REQUIREMENT —
Where a line holds "label", copy it.

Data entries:
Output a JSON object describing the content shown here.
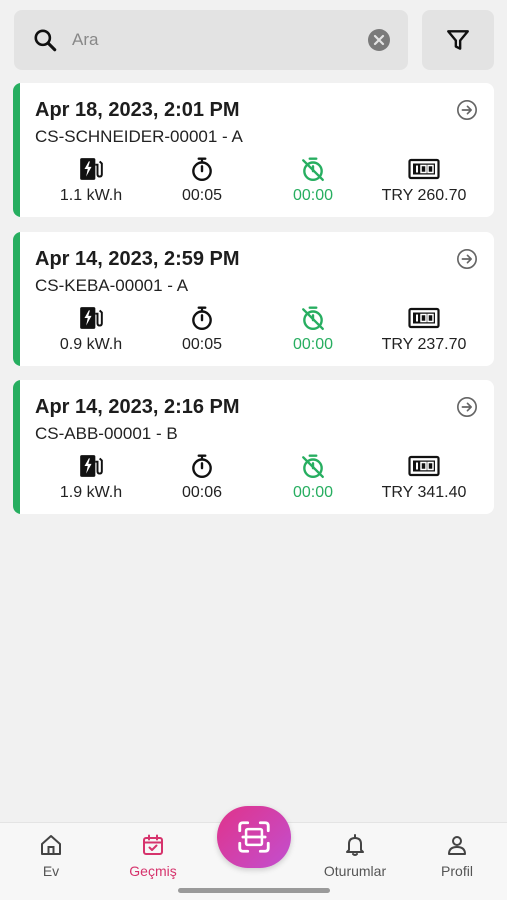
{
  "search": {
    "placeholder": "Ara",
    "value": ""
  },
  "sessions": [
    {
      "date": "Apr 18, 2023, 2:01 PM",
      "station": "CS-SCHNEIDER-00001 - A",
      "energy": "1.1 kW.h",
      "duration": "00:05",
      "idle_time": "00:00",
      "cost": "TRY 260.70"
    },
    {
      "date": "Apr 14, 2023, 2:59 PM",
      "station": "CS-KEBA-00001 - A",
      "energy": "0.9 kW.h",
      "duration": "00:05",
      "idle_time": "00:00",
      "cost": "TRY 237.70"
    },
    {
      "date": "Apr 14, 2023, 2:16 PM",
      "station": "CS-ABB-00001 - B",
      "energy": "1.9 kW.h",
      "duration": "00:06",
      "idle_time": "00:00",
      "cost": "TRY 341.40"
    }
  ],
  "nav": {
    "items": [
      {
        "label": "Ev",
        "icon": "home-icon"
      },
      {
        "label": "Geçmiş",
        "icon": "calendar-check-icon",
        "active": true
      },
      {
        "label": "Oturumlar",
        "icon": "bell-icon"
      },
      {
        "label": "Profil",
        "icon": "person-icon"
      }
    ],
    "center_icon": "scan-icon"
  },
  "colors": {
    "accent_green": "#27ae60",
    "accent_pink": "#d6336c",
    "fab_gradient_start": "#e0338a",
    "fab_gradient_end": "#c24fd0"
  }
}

TASK SOLUTION —
        "label": "Ev",
        "label": "Geçmiş",
        "label": "Oturumlar",
        "label": "Profil",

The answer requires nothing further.